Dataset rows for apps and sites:
Content starts

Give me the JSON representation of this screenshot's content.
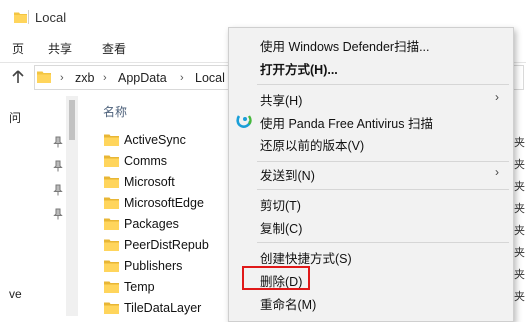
{
  "window": {
    "title": "Local"
  },
  "ribbon": {
    "tabs": [
      "页",
      "共享",
      "查看"
    ]
  },
  "address": {
    "parts": [
      "zxb",
      "AppData",
      "Local"
    ],
    "chevron": "›"
  },
  "nav": {
    "top_text": "问",
    "bottom_text": "ve",
    "pins": 4
  },
  "files": {
    "column_header": "名称",
    "items": [
      "ActiveSync",
      "Comms",
      "Microsoft",
      "MicrosoftEdge",
      "Packages",
      "PeerDistRepub",
      "Publishers",
      "Temp",
      "TileDataLayer"
    ],
    "right_col_char": "夹"
  },
  "context_menu": {
    "items": [
      {
        "label": "使用 Windows Defender扫描...",
        "bold": false
      },
      {
        "label": "打开方式(H)...",
        "bold": true
      },
      {
        "label": "共享(H)",
        "submenu": true
      },
      {
        "label": "使用 Panda Free Antivirus 扫描",
        "icon": "panda-antivirus-icon"
      },
      {
        "label": "还原以前的版本(V)"
      },
      {
        "label": "发送到(N)",
        "submenu": true
      },
      {
        "label": "剪切(T)"
      },
      {
        "label": "复制(C)"
      },
      {
        "label": "创建快捷方式(S)"
      },
      {
        "label": "删除(D)",
        "highlighted": true
      },
      {
        "label": "重命名(M)"
      }
    ],
    "submenu_arrow": "›",
    "highlight_color": "#e01919"
  }
}
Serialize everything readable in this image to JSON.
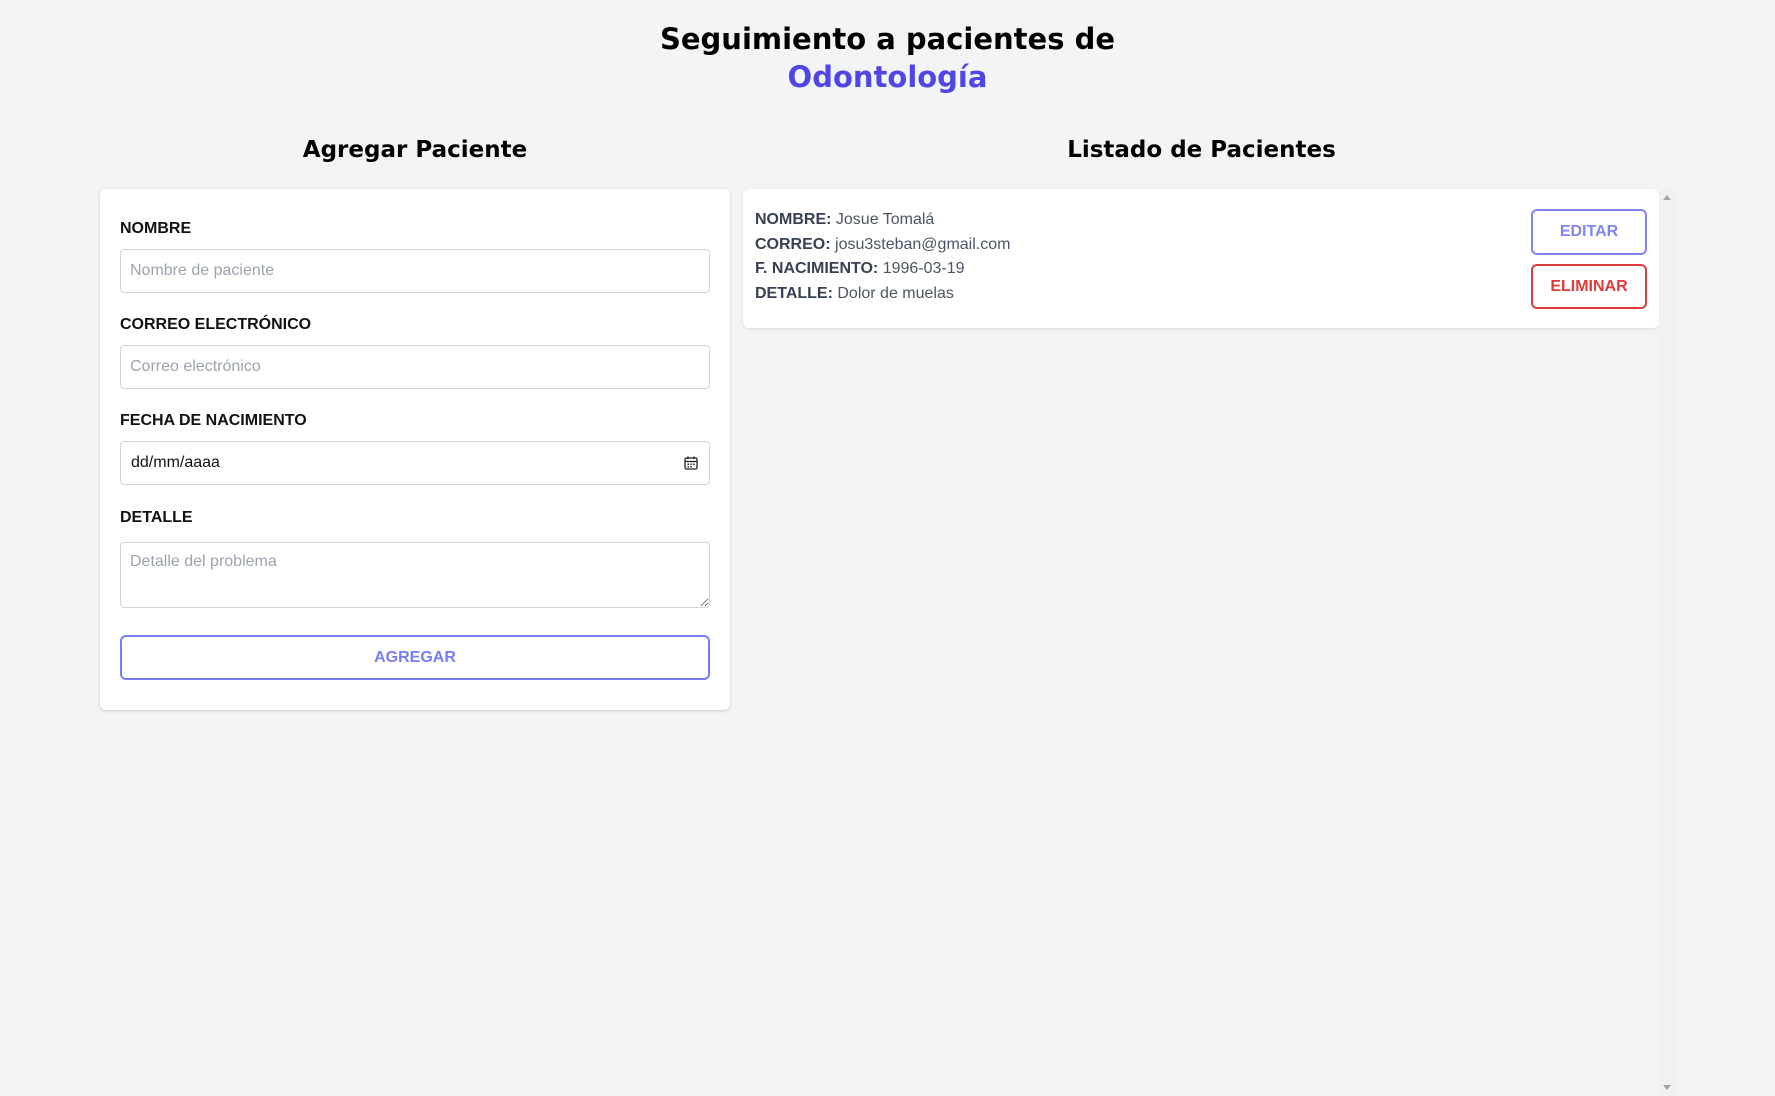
{
  "header": {
    "title_line1": "Seguimiento a pacientes de",
    "title_line2": "Odontología",
    "accent_color": "#4f46e5"
  },
  "form": {
    "heading": "Agregar Paciente",
    "name_label": "NOMBRE",
    "name_placeholder": "Nombre de paciente",
    "email_label": "CORREO ELECTRÓNICO",
    "email_placeholder": "Correo electrónico",
    "birth_label": "FECHA DE NACIMIENTO",
    "birth_placeholder": "dd/mm/aaaa",
    "detail_label": "DETALLE",
    "detail_placeholder": "Detalle del problema",
    "submit_label": "AGREGAR",
    "icons": {
      "calendar": "calendar-icon"
    }
  },
  "list": {
    "heading": "Listado de Pacientes",
    "patients": [
      {
        "name_key": "NOMBRE:",
        "name": "Josue Tomalá",
        "email_key": "CORREO:",
        "email": "josu3steban@gmail.com",
        "birth_key": "F. NACIMIENTO:",
        "birth": "1996-03-19",
        "detail_key": "DETALLE:",
        "detail": "Dolor de muelas",
        "edit_label": "EDITAR",
        "delete_label": "ELIMINAR"
      }
    ]
  },
  "colors": {
    "primary": "#6366f1",
    "danger": "#dc2626",
    "background": "#f3f4f6"
  }
}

Content ends

If a line in the data above includes the string "JSON", copy it.

SOLUTION TO THIS TASK -
Give me the JSON representation of this screenshot's content.
Serialize everything readable in this image to JSON.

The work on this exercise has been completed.